▶ _AUSGANGSTEXT_:
******

Die Verteidigung des Privaten
John Skoog
Studiengalerie 1.357, Frankfurt
15–02–2019
by Theresa Weise

John Skoog, Reduit (Redoubt), 2014, film still. Courtesy: the artist © John Skoog

Während des Kalten Krieges, versandte die schwedische Regierung präventiv die Broschüre Om kriget kommer („Wenn der Krieg kommt“) an die Bevölkerung, um vor einem möglichen sowjetischen Einmarsch zu warnen. Von überbordender Angst getrieben, handelte Karl-Göran Persson (1894-1975): er baute sein privates Haus in einen Verteidigungsbunker (Reduit) um. Es sollte das Königshaus, die Dorfbewohner und ihn selbst vor der etwaigen Gefahr der Invasion schützen. Für seine Aktion sammelte er „Leftover“ – Schrott aus den Nachbardörfern – und baute seiner Paranoia ein Gebäude. Die politische Dystopie mündet in einer individuellen Dystopie und verbindet somit das Schicksal eines einzelnen Mannes mit dem kollektiven, gesellschaftlichen Kontext. Das Reduit (Redoubt) avancierte zu einer utopischen Architektur.

******

▶ _DATENTEIL_:

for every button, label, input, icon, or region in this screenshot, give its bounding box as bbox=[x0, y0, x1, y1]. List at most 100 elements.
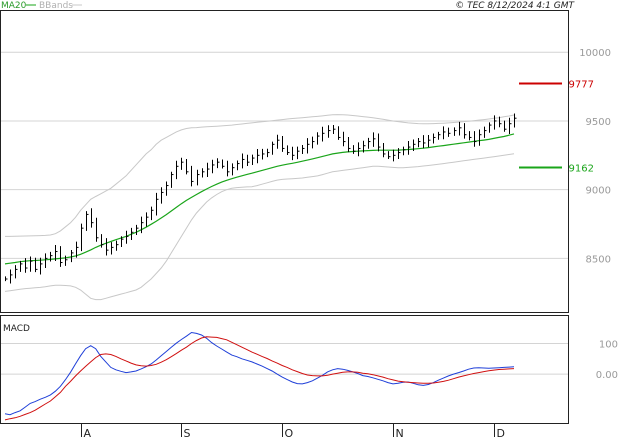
price-bar bbox=[91, 208, 94, 228]
price-bar bbox=[509, 117, 512, 135]
price-bar bbox=[358, 142, 361, 157]
bb-upper-line bbox=[5, 114, 515, 237]
price-panel-frame bbox=[0, 10, 569, 313]
price-bar bbox=[333, 125, 336, 134]
price-bar bbox=[257, 149, 260, 164]
price-bar bbox=[10, 269, 13, 284]
price-bar bbox=[171, 171, 174, 188]
price-bar bbox=[307, 138, 310, 154]
price-bar bbox=[443, 126, 446, 140]
resistance-level-label: 9777 bbox=[569, 80, 594, 91]
price-bar bbox=[262, 148, 265, 160]
price-bar bbox=[96, 217, 99, 242]
price-bar bbox=[126, 230, 129, 244]
price-bar bbox=[60, 246, 63, 267]
price-bar bbox=[353, 145, 356, 154]
price-bar bbox=[448, 127, 451, 137]
price-bar bbox=[454, 127, 457, 136]
price-bar bbox=[202, 168, 205, 178]
price-bar bbox=[297, 146, 300, 160]
price-tick-label: 10000 bbox=[579, 48, 611, 59]
price-bar bbox=[141, 216, 144, 234]
month-axis: ASOND bbox=[81, 424, 505, 440]
month-label: N bbox=[396, 427, 404, 440]
bollinger-bands bbox=[4, 114, 515, 301]
price-bar bbox=[428, 134, 431, 148]
price-bar bbox=[277, 134, 280, 149]
macd-lines bbox=[4, 331, 515, 421]
price-tick-label: 9500 bbox=[586, 117, 611, 128]
price-bar bbox=[328, 125, 331, 138]
price-bar bbox=[186, 159, 189, 175]
price-bar bbox=[403, 146, 406, 156]
support-level-label: 9162 bbox=[569, 164, 594, 175]
price-bar bbox=[368, 137, 371, 149]
price-bar bbox=[151, 206, 154, 221]
copyright-text: © TEC 8/12/2024 4:1 GMT bbox=[455, 1, 575, 11]
legend-ma-label: MA20 bbox=[1, 1, 27, 11]
price-bar bbox=[111, 242, 114, 255]
legend-bb-label: BBands bbox=[39, 1, 73, 11]
price-bar bbox=[459, 121, 462, 136]
price-bar bbox=[499, 116, 502, 128]
price-bar bbox=[191, 165, 194, 187]
price-bar bbox=[252, 154, 255, 166]
price-bar bbox=[101, 234, 104, 248]
macd-tick-label: 0.00 bbox=[596, 370, 618, 381]
macd-title: MACD bbox=[3, 324, 30, 334]
macd-axis-ticks: 0.00 100 bbox=[596, 340, 618, 382]
price-tick-label: 8500 bbox=[586, 254, 611, 265]
price-bar bbox=[176, 160, 179, 180]
price-bar bbox=[322, 126, 325, 142]
month-label: S bbox=[184, 427, 191, 440]
price-bar bbox=[489, 122, 492, 133]
price-bar bbox=[247, 154, 250, 167]
month-label: D bbox=[497, 427, 505, 440]
price-bar bbox=[338, 126, 341, 140]
price-bar bbox=[146, 212, 149, 227]
chart-canvas: 8500 9000 9500 10000 9777 9162 0.00 100 A S O N D… bbox=[0, 1, 618, 440]
price-bar bbox=[45, 253, 48, 268]
price-bar bbox=[418, 137, 421, 148]
price-bar bbox=[106, 238, 109, 256]
price-bar bbox=[25, 258, 28, 273]
price-bar bbox=[232, 163, 235, 176]
month-label: O bbox=[285, 427, 294, 440]
price-bar bbox=[504, 120, 507, 132]
signal-line bbox=[4, 336, 515, 421]
price-bar bbox=[484, 126, 487, 138]
price-bar bbox=[292, 146, 295, 161]
price-bar bbox=[86, 211, 89, 231]
price-bar bbox=[212, 159, 215, 174]
price-bar bbox=[5, 276, 8, 282]
price-bar bbox=[166, 181, 169, 196]
price-bar bbox=[433, 133, 436, 144]
price-bar bbox=[181, 157, 184, 170]
price-bar bbox=[20, 260, 23, 272]
price-bar bbox=[474, 131, 477, 147]
price-bar bbox=[317, 132, 320, 145]
month-label: A bbox=[84, 427, 92, 440]
price-bar bbox=[423, 135, 426, 149]
price-bar bbox=[464, 123, 467, 139]
price-bar bbox=[479, 129, 482, 146]
price-bar bbox=[302, 145, 305, 154]
price-bar bbox=[156, 192, 159, 216]
price-bar bbox=[197, 169, 200, 186]
price-bar bbox=[267, 148, 270, 158]
price-bar bbox=[348, 137, 351, 153]
price-bar bbox=[50, 251, 53, 262]
price-bar bbox=[287, 145, 290, 156]
price-bar bbox=[388, 151, 391, 160]
price-bar bbox=[438, 131, 441, 140]
price-bar bbox=[378, 133, 381, 152]
price-bar bbox=[207, 162, 210, 178]
price-bar bbox=[227, 160, 230, 177]
price-bar bbox=[242, 153, 245, 169]
price-bar bbox=[237, 160, 240, 171]
price-bar bbox=[469, 131, 472, 141]
price-tick-label: 9000 bbox=[586, 186, 611, 197]
price-bar bbox=[81, 223, 84, 252]
price-bar bbox=[408, 141, 411, 155]
price-bar bbox=[15, 265, 18, 279]
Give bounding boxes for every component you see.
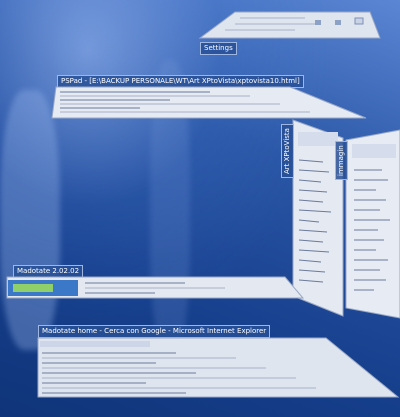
immagini-window-body xyxy=(345,129,400,319)
ie-window[interactable] xyxy=(36,337,400,417)
settings-window-body xyxy=(198,11,381,39)
madotate-window-body xyxy=(6,276,305,299)
background-light-streak xyxy=(0,90,60,350)
art-xptovista-window-title[interactable]: Art XPtoVista xyxy=(281,124,294,178)
ie-window-body xyxy=(37,337,400,398)
immagini-window-title[interactable]: immagin xyxy=(335,141,348,180)
settings-window[interactable] xyxy=(195,10,385,42)
madotate-window[interactable] xyxy=(5,276,305,302)
immagini-window[interactable] xyxy=(345,129,400,320)
settings-window-title[interactable]: Settings xyxy=(200,42,237,55)
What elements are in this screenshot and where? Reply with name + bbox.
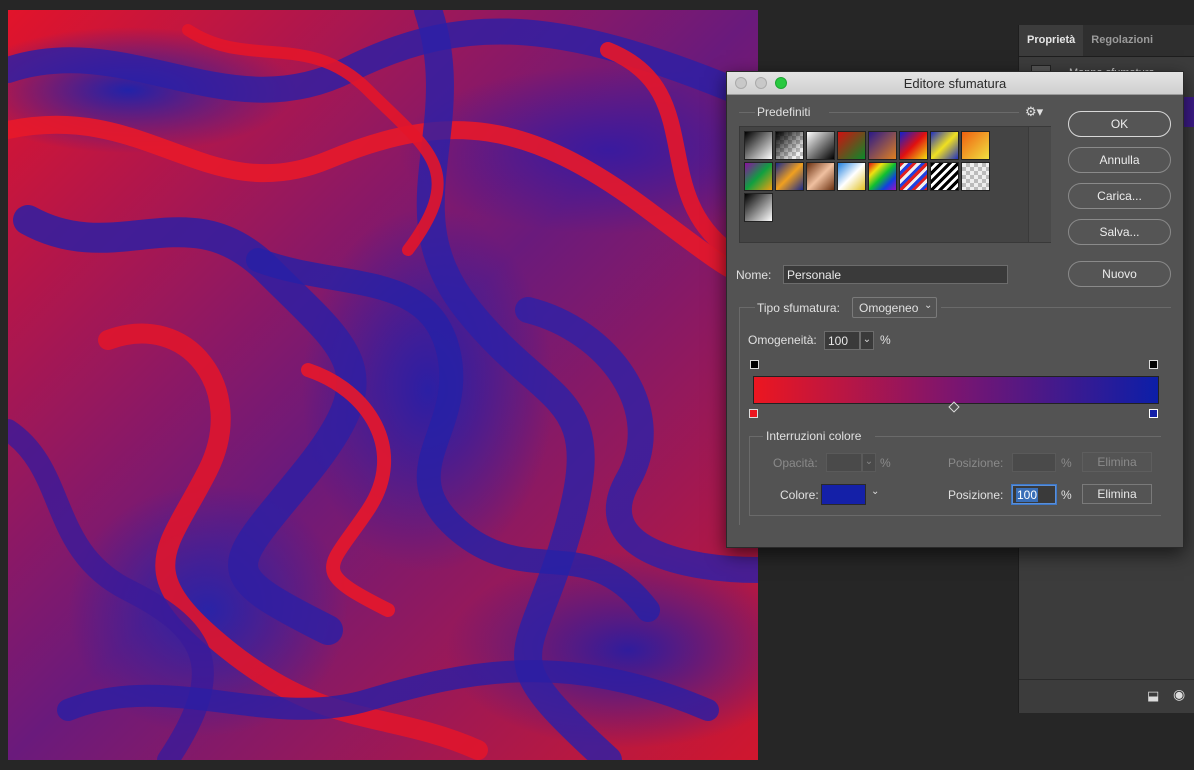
color-position-unit: %	[1061, 488, 1072, 502]
document-canvas[interactable]	[8, 10, 758, 760]
smoothness-input[interactable]: 100	[824, 331, 860, 350]
preset-swatch[interactable]	[806, 162, 835, 191]
preset-swatch[interactable]	[868, 131, 897, 160]
opacity-label: Opacità:	[773, 456, 818, 470]
preset-swatch[interactable]	[868, 162, 897, 191]
ok-button[interactable]: OK	[1068, 111, 1171, 137]
preset-swatch[interactable]	[930, 162, 959, 191]
color-stops-line-vertical	[749, 436, 750, 516]
gradient-type-line-right	[941, 307, 1171, 308]
chevron-down-icon: ⌄	[924, 300, 933, 311]
presets-scrollbar[interactable]	[1028, 127, 1051, 242]
color-stops-line-right	[875, 436, 1161, 437]
name-input[interactable]: Personale	[783, 265, 1008, 284]
clip-layer-icon[interactable]: ⬓	[1147, 688, 1161, 703]
preset-swatch[interactable]	[899, 162, 928, 191]
smoothness-unit: %	[880, 333, 891, 347]
presets-grid[interactable]	[739, 126, 1051, 243]
properties-tabs: Proprietà Regolazioni	[1019, 25, 1194, 57]
opacity-stop-right[interactable]	[1149, 360, 1158, 369]
tab-adjustments[interactable]: Regolazioni	[1083, 25, 1161, 56]
presets-group-line-right	[829, 112, 1019, 113]
preset-swatch[interactable]	[961, 131, 990, 160]
load-button[interactable]: Carica...	[1068, 183, 1171, 209]
opacity-unit: %	[880, 456, 891, 470]
preset-swatch[interactable]	[899, 131, 928, 160]
gradient-type-value: Omogeneo	[859, 301, 919, 315]
preset-swatch[interactable]	[961, 162, 990, 191]
color-position-input[interactable]: 100	[1012, 485, 1056, 504]
gear-icon[interactable]: ⚙▾	[1025, 104, 1043, 120]
preset-swatch[interactable]	[837, 131, 866, 160]
opacity-position-label: Posizione:	[948, 456, 1004, 470]
preset-swatch[interactable]	[775, 131, 804, 160]
dialog-titlebar[interactable]: Editore sfumatura	[727, 72, 1183, 95]
liquify-artwork	[8, 10, 758, 760]
preset-swatch[interactable]	[744, 193, 773, 222]
opacity-position-unit: %	[1061, 456, 1072, 470]
color-stops-line-left	[749, 436, 763, 437]
color-label: Colore:	[780, 488, 819, 502]
save-button[interactable]: Salva...	[1068, 219, 1171, 245]
gradient-type-label: Tipo sfumatura:	[757, 301, 840, 315]
color-swatch[interactable]	[821, 484, 866, 505]
opacity-input[interactable]	[826, 453, 862, 472]
color-stop-left[interactable]	[749, 409, 758, 418]
tab-properties[interactable]: Proprietà	[1019, 25, 1084, 56]
preset-swatch[interactable]	[930, 131, 959, 160]
opacity-stop-left[interactable]	[750, 360, 759, 369]
preset-swatch[interactable]	[837, 162, 866, 191]
preset-swatch[interactable]	[775, 162, 804, 191]
smoothness-label: Omogeneità:	[748, 333, 817, 347]
preset-swatch[interactable]	[744, 162, 773, 191]
chevron-down-icon[interactable]: ⌄	[871, 486, 879, 497]
color-stop-right[interactable]	[1149, 409, 1158, 418]
preset-swatch[interactable]	[744, 131, 773, 160]
color-stops-line-bottom	[749, 515, 1161, 516]
dialog-title: Editore sfumatura	[903, 76, 1007, 91]
delete-opacity-stop-button[interactable]: Elimina	[1082, 452, 1152, 472]
gradient-type-select[interactable]: Omogeneo ⌄	[852, 297, 937, 318]
visibility-icon[interactable]: ◉	[1173, 686, 1193, 702]
smoothness-dropdown-icon[interactable]: ⌄	[860, 331, 874, 350]
gradient-group-line-vertical	[739, 307, 740, 525]
preset-swatch[interactable]	[806, 131, 835, 160]
color-position-label: Posizione:	[948, 488, 1004, 502]
delete-color-stop-button[interactable]: Elimina	[1082, 484, 1152, 504]
presets-group-line-left	[739, 112, 755, 113]
opacity-dropdown-icon[interactable]: ⌄	[862, 453, 876, 472]
name-label: Nome:	[736, 268, 772, 282]
properties-footer: ⬓ ◉	[1019, 679, 1194, 713]
gradient-type-line-left	[739, 307, 755, 308]
opacity-position-input[interactable]	[1012, 453, 1056, 472]
presets-label: Predefiniti	[757, 105, 811, 119]
cancel-button[interactable]: Annulla	[1068, 147, 1171, 173]
new-button[interactable]: Nuovo	[1068, 261, 1171, 287]
color-position-value: 100	[1016, 488, 1039, 502]
gradient-bar[interactable]	[753, 376, 1159, 404]
color-stops-label: Interruzioni colore	[766, 429, 862, 443]
gradient-editor-dialog: Editore sfumatura Predefiniti ⚙▾ OK Annu…	[726, 71, 1184, 548]
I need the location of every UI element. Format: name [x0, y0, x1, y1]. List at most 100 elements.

******

▶ _AUFGABEN_:
**a.** Zähle alle auf, die Karl-Göran Perssons Verteidigungsbunker laut Ausgangstext schützen sollte.
**b.** Entnimm dem Ausgangstext wortgetreu den Abschnitt, der mit den Worten „Während des Kalten“ anfängt und mit „einer utopischen Architektur.“ aufhört.
**c.** Übertrage folgenden Satz aus dem Ausgangstext ins Englische: „Die politische Dystopie mündet in einer individuellen Dystopie und verbindet somit das Schicksal eines einzelnen Mannes mit dem kollektiven, gesellschaftlichen Kontext.“

▶ _LÖSUNGEN_:
**a.** das Königshaus, die Dorfbewohner, Karl-Göran Persson selbst

**b.**
Während des Kalten Krieges, versandte die schwedische Regierung präventiv die Broschüre Om kriget kommer („Wenn der Krieg kommt“) an die Bevölkerung, um vor einem möglichen sowjetischen Einmarsch zu warnen. Von überbordender Angst getrieben, handelte Karl-Göran Persson (1894-1975): er baute sein privates Haus in einen Verteidigungsbunker (Reduit) um. Es sollte das Königshaus, die Dorfbewohner und ihn selbst vor der etwaigen Gefahr der Invasion schützen. Für seine Aktion sammelte er „Leftover“ – Schrott aus den Nachbardörfern – und baute seiner Paranoia ein Gebäude. Die politische Dystopie mündet in einer individuellen Dystopie und verbindet somit das Schicksal eines einzelnen Mannes mit dem kollektiven, gesellschaftlichen Kontext. Das Reduit (Redoubt) avancierte zu einer utopischen Architektur.

**c.** The political dystopia culminates in an individual dystopia and thus links the fate of a single man with the collective, social context.